## What you should do
Once the pictures are set aside, reproduce the entries below exactly.

(Page pictures and their text)
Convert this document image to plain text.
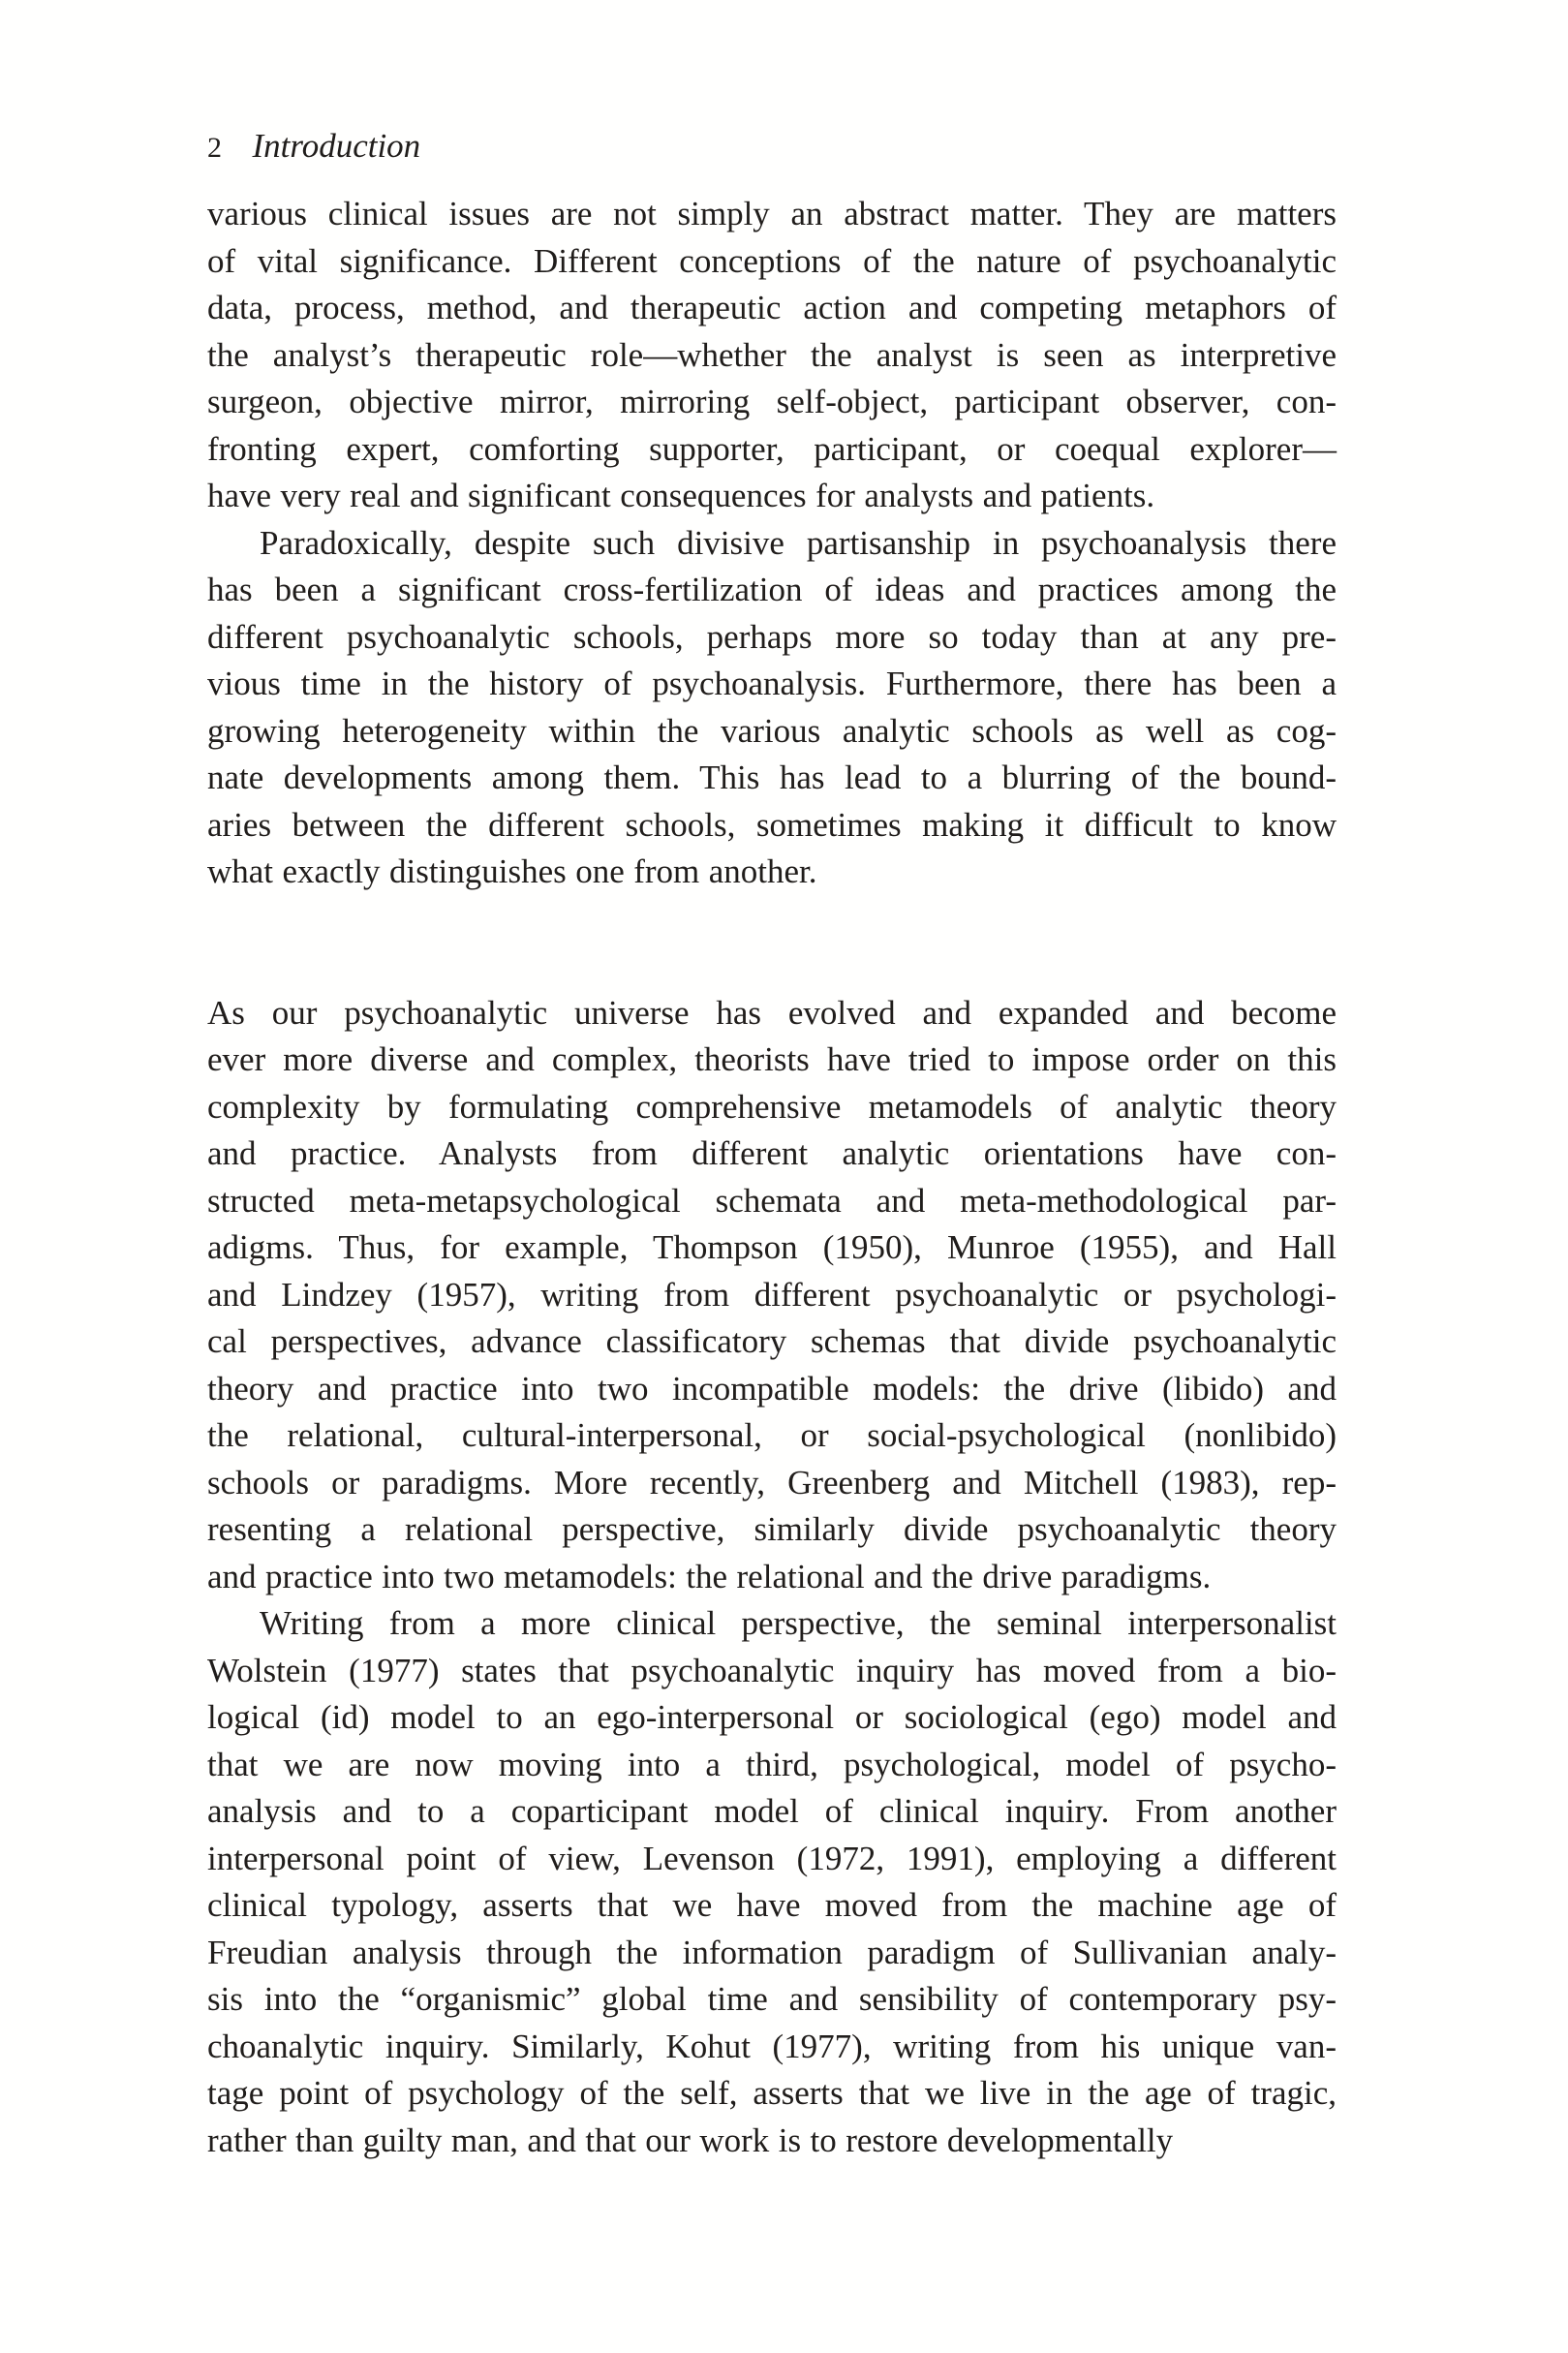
2 Introduction
various clinical issues are not simply an abstract matter. They are matters
of vital significance. Different conceptions of the nature of psychoanalytic
data, process, method, and therapeutic action and competing metaphors of
the analyst’s therapeutic role—whether the analyst is seen as interpretive
surgeon, objective mirror, mirroring self-object, participant observer, con-
fronting expert, comforting supporter, participant, or coequal explorer—
have very real and significant consequences for analysts and patients.
Paradoxically, despite such divisive partisanship in psychoanalysis there
has been a significant cross-fertilization of ideas and practices among the
different psychoanalytic schools, perhaps more so today than at any pre-
vious time in the history of psychoanalysis. Furthermore, there has been a
growing heterogeneity within the various analytic schools as well as cog-
nate developments among them. This has lead to a blurring of the bound-
aries between the different schools, sometimes making it difficult to know
what exactly distinguishes one from another.
As our psychoanalytic universe has evolved and expanded and become
ever more diverse and complex, theorists have tried to impose order on this
complexity by formulating comprehensive metamodels of analytic theory
and practice. Analysts from different analytic orientations have con-
structed meta-metapsychological schemata and meta-methodological par-
adigms. Thus, for example, Thompson (1950), Munroe (1955), and Hall
and Lindzey (1957), writing from different psychoanalytic or psychologi-
cal perspectives, advance classificatory schemas that divide psychoanalytic
theory and practice into two incompatible models: the drive (libido) and
the relational, cultural-interpersonal, or social-psychological (nonlibido)
schools or paradigms. More recently, Greenberg and Mitchell (1983), rep-
resenting a relational perspective, similarly divide psychoanalytic theory
and practice into two metamodels: the relational and the drive paradigms.
Writing from a more clinical perspective, the seminal interpersonalist
Wolstein (1977) states that psychoanalytic inquiry has moved from a bio-
logical (id) model to an ego-interpersonal or sociological (ego) model and
that we are now moving into a third, psychological, model of psycho-
analysis and to a coparticipant model of clinical inquiry. From another
interpersonal point of view, Levenson (1972, 1991), employing a different
clinical typology, asserts that we have moved from the machine age of
Freudian analysis through the information paradigm of Sullivanian analy-
sis into the “organismic” global time and sensibility of contemporary psy-
choanalytic inquiry. Similarly, Kohut (1977), writing from his unique van-
tage point of psychology of the self, asserts that we live in the age of tragic,
rather than guilty man, and that our work is to restore developmentally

## Result
Convert this document image to plain text.
2 Introduction
various clinical issues are not simply an abstract matter. They are matters
of vital significance. Different conceptions of the nature of psychoanalytic
data, process, method, and therapeutic action and competing metaphors of
the analyst’s therapeutic role—whether the analyst is seen as interpretive
surgeon, objective mirror, mirroring self-object, participant observer, con-
fronting expert, comforting supporter, participant, or coequal explorer—
have very real and significant consequences for analysts and patients.
Paradoxically, despite such divisive partisanship in psychoanalysis there
has been a significant cross-fertilization of ideas and practices among the
different psychoanalytic schools, perhaps more so today than at any pre-
vious time in the history of psychoanalysis. Furthermore, there has been a
growing heterogeneity within the various analytic schools as well as cog-
nate developments among them. This has lead to a blurring of the bound-
aries between the different schools, sometimes making it difficult to know
what exactly distinguishes one from another.
As our psychoanalytic universe has evolved and expanded and become
ever more diverse and complex, theorists have tried to impose order on this
complexity by formulating comprehensive metamodels of analytic theory
and practice. Analysts from different analytic orientations have con-
structed meta-metapsychological schemata and meta-methodological par-
adigms. Thus, for example, Thompson (1950), Munroe (1955), and Hall
and Lindzey (1957), writing from different psychoanalytic or psychologi-
cal perspectives, advance classificatory schemas that divide psychoanalytic
theory and practice into two incompatible models: the drive (libido) and
the relational, cultural-interpersonal, or social-psychological (nonlibido)
schools or paradigms. More recently, Greenberg and Mitchell (1983), rep-
resenting a relational perspective, similarly divide psychoanalytic theory
and practice into two metamodels: the relational and the drive paradigms.
Writing from a more clinical perspective, the seminal interpersonalist
Wolstein (1977) states that psychoanalytic inquiry has moved from a bio-
logical (id) model to an ego-interpersonal or sociological (ego) model and
that we are now moving into a third, psychological, model of psycho-
analysis and to a coparticipant model of clinical inquiry. From another
interpersonal point of view, Levenson (1972, 1991), employing a different
clinical typology, asserts that we have moved from the machine age of
Freudian analysis through the information paradigm of Sullivanian analy-
sis into the “organismic” global time and sensibility of contemporary psy-
choanalytic inquiry. Similarly, Kohut (1977), writing from his unique van-
tage point of psychology of the self, asserts that we live in the age of tragic,
rather than guilty man, and that our work is to restore developmentally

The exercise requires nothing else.